#### [LISTED RECORDS]
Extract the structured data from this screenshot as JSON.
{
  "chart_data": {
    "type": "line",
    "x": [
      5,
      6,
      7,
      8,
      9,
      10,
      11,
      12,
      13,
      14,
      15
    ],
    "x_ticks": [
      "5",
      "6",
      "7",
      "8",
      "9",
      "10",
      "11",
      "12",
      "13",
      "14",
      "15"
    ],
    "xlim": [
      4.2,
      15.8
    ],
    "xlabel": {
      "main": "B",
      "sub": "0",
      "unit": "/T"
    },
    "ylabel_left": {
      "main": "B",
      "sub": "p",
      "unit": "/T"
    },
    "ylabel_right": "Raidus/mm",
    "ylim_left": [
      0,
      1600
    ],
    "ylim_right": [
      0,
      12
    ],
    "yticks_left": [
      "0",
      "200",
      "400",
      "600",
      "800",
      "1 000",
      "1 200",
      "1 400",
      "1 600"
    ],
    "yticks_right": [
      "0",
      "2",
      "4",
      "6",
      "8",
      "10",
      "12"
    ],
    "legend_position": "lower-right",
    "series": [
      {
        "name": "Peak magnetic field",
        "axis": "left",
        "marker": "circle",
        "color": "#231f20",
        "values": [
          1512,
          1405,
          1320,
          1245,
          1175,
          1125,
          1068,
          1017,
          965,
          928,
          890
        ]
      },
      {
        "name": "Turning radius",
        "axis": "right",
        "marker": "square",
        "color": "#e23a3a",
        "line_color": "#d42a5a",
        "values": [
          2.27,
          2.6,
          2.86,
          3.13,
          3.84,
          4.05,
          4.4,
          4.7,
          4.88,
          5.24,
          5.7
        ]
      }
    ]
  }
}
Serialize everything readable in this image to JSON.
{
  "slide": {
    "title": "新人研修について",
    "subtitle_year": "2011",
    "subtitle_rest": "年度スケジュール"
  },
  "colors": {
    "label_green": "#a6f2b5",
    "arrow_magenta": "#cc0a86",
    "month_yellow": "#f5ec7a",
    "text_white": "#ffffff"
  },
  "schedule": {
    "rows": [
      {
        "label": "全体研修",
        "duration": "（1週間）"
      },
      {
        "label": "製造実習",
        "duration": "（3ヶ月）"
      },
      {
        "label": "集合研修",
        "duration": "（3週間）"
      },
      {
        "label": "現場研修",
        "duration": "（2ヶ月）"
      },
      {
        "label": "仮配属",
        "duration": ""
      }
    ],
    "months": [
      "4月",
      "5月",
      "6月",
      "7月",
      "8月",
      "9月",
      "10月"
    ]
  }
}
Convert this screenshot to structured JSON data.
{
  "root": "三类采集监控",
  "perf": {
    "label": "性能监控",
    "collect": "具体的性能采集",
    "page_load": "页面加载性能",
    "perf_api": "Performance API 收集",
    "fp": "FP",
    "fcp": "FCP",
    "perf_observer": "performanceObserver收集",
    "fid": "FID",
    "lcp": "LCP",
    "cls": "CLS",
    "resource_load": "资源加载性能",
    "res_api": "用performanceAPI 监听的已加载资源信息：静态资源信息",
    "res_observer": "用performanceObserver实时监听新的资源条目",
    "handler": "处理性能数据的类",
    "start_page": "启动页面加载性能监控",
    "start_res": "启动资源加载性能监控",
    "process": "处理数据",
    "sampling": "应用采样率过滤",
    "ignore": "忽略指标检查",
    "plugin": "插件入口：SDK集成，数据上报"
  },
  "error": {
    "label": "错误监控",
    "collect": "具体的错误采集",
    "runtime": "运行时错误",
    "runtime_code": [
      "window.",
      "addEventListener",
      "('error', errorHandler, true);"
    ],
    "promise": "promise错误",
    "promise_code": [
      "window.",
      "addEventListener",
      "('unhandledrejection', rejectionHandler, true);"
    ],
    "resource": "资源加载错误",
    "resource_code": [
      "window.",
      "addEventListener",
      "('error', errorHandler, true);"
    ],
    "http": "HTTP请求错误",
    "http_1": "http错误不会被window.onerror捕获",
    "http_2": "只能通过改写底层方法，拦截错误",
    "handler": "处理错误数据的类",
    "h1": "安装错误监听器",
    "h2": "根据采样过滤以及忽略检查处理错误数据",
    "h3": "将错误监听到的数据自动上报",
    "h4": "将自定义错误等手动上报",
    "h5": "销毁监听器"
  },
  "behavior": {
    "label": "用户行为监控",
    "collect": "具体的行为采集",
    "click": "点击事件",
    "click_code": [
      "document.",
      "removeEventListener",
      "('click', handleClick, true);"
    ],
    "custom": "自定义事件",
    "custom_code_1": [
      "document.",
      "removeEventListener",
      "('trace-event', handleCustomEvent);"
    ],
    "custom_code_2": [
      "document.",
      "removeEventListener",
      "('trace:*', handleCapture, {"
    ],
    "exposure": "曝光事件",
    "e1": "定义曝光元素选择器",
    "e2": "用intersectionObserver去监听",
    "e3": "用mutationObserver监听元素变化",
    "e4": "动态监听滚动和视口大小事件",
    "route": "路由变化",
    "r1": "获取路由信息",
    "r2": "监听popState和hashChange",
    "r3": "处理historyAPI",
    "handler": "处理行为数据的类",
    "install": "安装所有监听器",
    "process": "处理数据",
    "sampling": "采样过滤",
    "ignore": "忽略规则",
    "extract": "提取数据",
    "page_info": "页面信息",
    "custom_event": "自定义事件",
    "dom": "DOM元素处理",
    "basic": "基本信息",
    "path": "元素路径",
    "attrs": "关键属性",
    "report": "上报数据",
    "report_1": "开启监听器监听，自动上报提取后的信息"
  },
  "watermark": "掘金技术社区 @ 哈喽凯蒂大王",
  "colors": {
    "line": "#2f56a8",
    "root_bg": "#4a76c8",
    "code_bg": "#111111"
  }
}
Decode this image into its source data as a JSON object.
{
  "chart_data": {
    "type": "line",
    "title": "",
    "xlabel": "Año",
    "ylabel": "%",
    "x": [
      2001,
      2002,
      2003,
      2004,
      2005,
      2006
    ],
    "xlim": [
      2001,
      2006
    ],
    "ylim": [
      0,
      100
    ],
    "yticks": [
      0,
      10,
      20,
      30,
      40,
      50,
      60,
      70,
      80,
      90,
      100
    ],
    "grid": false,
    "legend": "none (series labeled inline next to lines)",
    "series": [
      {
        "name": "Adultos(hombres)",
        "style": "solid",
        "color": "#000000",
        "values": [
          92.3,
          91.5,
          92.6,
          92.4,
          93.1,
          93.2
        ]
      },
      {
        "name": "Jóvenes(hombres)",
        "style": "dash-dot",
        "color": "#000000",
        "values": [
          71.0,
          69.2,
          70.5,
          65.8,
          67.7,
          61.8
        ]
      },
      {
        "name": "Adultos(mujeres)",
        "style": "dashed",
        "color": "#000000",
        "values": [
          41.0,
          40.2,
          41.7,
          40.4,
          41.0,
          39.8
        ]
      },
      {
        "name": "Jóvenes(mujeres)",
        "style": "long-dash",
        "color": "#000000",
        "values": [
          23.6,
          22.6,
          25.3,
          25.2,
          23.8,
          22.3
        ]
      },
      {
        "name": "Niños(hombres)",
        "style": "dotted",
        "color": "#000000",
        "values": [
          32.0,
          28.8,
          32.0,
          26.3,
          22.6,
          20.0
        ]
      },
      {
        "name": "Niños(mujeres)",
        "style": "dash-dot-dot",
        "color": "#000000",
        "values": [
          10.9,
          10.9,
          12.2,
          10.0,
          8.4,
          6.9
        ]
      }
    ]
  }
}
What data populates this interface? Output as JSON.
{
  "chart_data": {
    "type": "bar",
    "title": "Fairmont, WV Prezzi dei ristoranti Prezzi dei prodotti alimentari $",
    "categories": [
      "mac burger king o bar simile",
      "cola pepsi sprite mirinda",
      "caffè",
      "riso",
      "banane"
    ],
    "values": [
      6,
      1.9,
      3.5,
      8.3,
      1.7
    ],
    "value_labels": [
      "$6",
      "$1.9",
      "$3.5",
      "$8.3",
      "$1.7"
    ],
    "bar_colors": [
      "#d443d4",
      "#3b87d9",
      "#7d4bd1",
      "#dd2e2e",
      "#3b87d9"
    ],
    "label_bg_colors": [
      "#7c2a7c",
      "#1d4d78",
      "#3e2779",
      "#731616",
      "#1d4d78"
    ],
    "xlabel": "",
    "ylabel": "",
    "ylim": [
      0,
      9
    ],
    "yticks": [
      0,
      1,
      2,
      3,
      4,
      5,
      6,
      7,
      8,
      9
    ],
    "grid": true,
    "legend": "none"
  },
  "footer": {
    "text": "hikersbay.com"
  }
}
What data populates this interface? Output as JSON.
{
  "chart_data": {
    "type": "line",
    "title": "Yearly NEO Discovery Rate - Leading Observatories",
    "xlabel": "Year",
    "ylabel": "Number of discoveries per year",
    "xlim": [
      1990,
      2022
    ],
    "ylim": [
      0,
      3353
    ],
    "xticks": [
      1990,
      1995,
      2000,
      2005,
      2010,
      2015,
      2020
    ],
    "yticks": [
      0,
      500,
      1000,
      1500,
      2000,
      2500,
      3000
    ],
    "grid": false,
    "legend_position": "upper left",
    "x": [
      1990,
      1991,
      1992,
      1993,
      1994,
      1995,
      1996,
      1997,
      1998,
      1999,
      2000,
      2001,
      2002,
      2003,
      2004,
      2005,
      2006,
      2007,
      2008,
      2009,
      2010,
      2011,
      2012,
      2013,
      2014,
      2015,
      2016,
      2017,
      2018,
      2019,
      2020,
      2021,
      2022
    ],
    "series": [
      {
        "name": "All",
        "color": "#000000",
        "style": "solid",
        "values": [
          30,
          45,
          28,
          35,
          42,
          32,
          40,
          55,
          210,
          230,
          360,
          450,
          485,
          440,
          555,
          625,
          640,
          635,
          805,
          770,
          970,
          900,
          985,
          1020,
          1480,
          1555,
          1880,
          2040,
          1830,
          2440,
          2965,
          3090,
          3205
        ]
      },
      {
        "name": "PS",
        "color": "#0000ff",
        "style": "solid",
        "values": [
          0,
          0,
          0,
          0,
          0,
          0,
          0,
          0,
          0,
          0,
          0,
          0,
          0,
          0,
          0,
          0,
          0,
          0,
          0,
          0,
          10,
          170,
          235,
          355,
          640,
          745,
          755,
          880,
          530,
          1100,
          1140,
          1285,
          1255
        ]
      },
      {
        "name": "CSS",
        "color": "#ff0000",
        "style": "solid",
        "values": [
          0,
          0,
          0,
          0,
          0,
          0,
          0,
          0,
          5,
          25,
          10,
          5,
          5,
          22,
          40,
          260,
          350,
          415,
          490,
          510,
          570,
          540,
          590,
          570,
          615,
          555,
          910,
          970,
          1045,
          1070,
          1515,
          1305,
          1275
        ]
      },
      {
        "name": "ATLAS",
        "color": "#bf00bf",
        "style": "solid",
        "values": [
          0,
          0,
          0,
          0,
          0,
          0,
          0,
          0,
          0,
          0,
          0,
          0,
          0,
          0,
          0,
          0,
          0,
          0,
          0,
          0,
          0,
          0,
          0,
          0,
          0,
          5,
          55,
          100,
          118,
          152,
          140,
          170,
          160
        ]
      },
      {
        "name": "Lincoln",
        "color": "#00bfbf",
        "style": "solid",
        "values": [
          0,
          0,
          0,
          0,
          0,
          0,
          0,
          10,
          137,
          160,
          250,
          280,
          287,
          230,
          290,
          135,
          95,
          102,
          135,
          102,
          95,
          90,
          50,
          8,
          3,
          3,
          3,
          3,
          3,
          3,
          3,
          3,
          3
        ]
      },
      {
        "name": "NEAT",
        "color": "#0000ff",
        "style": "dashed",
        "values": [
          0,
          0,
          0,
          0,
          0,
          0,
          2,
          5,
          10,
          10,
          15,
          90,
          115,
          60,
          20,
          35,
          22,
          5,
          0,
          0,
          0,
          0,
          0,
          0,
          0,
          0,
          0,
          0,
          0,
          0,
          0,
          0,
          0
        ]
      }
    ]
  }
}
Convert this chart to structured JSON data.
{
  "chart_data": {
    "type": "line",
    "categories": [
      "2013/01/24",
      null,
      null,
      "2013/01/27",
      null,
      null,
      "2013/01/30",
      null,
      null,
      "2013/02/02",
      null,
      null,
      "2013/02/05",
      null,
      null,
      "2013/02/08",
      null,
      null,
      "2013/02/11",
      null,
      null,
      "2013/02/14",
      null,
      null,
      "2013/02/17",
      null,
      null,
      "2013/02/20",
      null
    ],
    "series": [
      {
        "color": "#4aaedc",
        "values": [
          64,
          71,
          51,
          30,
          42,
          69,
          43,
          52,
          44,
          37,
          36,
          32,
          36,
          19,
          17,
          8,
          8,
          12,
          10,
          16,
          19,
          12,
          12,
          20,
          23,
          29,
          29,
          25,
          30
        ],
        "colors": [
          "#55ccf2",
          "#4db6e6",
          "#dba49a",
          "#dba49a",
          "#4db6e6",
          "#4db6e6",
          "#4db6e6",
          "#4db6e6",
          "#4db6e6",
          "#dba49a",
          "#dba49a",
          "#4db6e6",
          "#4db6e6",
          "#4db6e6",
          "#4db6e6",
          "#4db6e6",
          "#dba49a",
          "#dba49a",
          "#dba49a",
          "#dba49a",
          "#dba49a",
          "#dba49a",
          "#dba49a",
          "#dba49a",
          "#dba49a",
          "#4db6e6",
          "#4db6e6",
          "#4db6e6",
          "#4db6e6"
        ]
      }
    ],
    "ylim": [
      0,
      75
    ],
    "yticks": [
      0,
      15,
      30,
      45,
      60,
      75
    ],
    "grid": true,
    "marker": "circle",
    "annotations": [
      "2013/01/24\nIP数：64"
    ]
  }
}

#### [WORK TO COMPLETE]
From the records above, work out how many lines contain the string "duration". Give only the number.

#### [OUTPUT]
5